» Given exercise: Identify each line containing the word "zhuzhixin" and copy it.

» Data provided:
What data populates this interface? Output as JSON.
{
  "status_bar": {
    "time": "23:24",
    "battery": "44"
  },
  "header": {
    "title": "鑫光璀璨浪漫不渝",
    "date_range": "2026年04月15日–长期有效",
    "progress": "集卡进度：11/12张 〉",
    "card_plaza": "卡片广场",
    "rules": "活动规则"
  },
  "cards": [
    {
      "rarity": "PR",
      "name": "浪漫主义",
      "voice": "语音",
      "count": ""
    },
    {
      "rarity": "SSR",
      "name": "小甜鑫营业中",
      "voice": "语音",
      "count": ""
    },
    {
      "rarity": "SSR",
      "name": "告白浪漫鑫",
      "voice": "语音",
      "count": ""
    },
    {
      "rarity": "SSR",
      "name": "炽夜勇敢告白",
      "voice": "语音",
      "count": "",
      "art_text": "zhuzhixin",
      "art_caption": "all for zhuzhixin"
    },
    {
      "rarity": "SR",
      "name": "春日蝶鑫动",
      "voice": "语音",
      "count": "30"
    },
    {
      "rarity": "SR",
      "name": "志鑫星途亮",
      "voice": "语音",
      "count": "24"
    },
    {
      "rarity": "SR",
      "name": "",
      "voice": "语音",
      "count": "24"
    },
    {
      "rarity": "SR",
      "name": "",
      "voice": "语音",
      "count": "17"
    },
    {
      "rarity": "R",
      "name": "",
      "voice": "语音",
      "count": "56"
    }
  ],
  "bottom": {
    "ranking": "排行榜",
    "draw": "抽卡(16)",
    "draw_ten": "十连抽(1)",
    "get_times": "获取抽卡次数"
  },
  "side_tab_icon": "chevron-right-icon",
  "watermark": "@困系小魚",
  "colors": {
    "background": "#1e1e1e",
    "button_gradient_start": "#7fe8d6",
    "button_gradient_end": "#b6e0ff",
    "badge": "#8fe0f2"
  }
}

» Output for this exercise:
      "art_text": "zhuzhixin",
      "art_caption": "all for zhuzhixin"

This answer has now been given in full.